# Short exercise
Repeat each record below exactly as given.
********
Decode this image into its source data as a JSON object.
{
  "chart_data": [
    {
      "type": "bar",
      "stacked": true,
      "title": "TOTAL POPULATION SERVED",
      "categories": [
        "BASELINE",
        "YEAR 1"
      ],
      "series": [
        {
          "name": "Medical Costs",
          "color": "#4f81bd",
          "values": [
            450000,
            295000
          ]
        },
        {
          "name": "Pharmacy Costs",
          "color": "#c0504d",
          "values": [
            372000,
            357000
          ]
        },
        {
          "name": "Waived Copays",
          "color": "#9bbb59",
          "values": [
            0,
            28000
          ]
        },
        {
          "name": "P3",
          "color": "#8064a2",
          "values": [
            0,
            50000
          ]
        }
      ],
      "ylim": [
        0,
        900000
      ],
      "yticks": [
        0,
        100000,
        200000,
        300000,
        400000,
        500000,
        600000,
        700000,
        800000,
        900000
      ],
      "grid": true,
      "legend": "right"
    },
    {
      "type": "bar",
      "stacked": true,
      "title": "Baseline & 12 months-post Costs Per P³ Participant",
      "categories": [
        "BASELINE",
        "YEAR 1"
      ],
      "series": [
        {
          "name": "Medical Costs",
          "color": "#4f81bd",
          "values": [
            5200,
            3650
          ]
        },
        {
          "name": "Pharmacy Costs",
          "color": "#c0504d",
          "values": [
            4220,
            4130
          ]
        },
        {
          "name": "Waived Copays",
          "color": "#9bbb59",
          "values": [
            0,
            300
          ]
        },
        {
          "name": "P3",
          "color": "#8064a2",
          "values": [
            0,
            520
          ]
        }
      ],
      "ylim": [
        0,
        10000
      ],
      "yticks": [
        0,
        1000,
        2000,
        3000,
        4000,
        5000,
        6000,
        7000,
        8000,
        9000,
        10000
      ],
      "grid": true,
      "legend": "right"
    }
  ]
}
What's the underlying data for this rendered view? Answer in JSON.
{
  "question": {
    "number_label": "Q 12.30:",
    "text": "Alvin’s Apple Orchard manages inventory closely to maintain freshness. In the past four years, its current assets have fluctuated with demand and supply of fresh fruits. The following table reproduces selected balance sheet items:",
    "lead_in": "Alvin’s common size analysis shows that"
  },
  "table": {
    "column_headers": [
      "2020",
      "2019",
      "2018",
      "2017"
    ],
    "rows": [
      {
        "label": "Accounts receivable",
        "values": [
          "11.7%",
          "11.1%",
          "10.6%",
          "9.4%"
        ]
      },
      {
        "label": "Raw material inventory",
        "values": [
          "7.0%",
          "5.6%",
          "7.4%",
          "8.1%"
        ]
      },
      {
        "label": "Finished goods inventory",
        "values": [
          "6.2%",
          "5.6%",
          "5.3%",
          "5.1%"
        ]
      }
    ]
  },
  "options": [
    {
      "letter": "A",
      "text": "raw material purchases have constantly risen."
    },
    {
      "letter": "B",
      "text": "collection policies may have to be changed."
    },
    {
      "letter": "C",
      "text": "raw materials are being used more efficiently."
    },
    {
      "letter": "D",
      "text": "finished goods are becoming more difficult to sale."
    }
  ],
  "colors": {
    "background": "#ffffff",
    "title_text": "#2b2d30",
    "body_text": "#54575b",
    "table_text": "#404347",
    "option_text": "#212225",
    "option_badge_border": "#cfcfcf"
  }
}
********
# Exercise response
Decode this image into its source data as a JSON object.
{
  "chart_data": [
    {
      "type": "bar",
      "stacked": true,
      "title": "TOTAL POPULATION SERVED",
      "categories": [
        "BASELINE",
        "YEAR 1"
      ],
      "series": [
        {
          "name": "Medical Costs",
          "color": "#4f81bd",
          "values": [
            450000,
            295000
          ]
        },
        {
          "name": "Pharmacy Costs",
          "color": "#c0504d",
          "values": [
            372000,
            357000
          ]
        },
        {
          "name": "Waived Copays",
          "color": "#9bbb59",
          "values": [
            0,
            28000
          ]
        },
        {
          "name": "P3",
          "color": "#8064a2",
          "values": [
            0,
            50000
          ]
        }
      ],
      "ylim": [
        0,
        900000
      ],
      "yticks": [
        0,
        100000,
        200000,
        300000,
        400000,
        500000,
        600000,
        700000,
        800000,
        900000
      ],
      "grid": true,
      "legend": "right"
    },
    {
      "type": "bar",
      "stacked": true,
      "title": "Baseline & 12 months-post Costs Per P³ Participant",
      "categories": [
        "BASELINE",
        "YEAR 1"
      ],
      "series": [
        {
          "name": "Medical Costs",
          "color": "#4f81bd",
          "values": [
            5200,
            3650
          ]
        },
        {
          "name": "Pharmacy Costs",
          "color": "#c0504d",
          "values": [
            4220,
            4130
          ]
        },
        {
          "name": "Waived Copays",
          "color": "#9bbb59",
          "values": [
            0,
            300
          ]
        },
        {
          "name": "P3",
          "color": "#8064a2",
          "values": [
            0,
            520
          ]
        }
      ],
      "ylim": [
        0,
        10000
      ],
      "yticks": [
        0,
        1000,
        2000,
        3000,
        4000,
        5000,
        6000,
        7000,
        8000,
        9000,
        10000
      ],
      "grid": true,
      "legend": "right"
    }
  ]
}
What's the underlying data for this rendered view? Answer in JSON.
{
  "question": {
    "number_label": "Q 12.30:",
    "text": "Alvin’s Apple Orchard manages inventory closely to maintain freshness. In the past four years, its current assets have fluctuated with demand and supply of fresh fruits. The following table reproduces selected balance sheet items:",
    "lead_in": "Alvin’s common size analysis shows that"
  },
  "table": {
    "column_headers": [
      "2020",
      "2019",
      "2018",
      "2017"
    ],
    "rows": [
      {
        "label": "Accounts receivable",
        "values": [
          "11.7%",
          "11.1%",
          "10.6%",
          "9.4%"
        ]
      },
      {
        "label": "Raw material inventory",
        "values": [
          "7.0%",
          "5.6%",
          "7.4%",
          "8.1%"
        ]
      },
      {
        "label": "Finished goods inventory",
        "values": [
          "6.2%",
          "5.6%",
          "5.3%",
          "5.1%"
        ]
      }
    ]
  },
  "options": [
    {
      "letter": "A",
      "text": "raw material purchases have constantly risen."
    },
    {
      "letter": "B",
      "text": "collection policies may have to be changed."
    },
    {
      "letter": "C",
      "text": "raw materials are being used more efficiently."
    },
    {
      "letter": "D",
      "text": "finished goods are becoming more difficult to sale."
    }
  ],
  "colors": {
    "background": "#ffffff",
    "title_text": "#2b2d30",
    "body_text": "#54575b",
    "table_text": "#404347",
    "option_text": "#212225",
    "option_badge_border": "#cfcfcf"
  }
}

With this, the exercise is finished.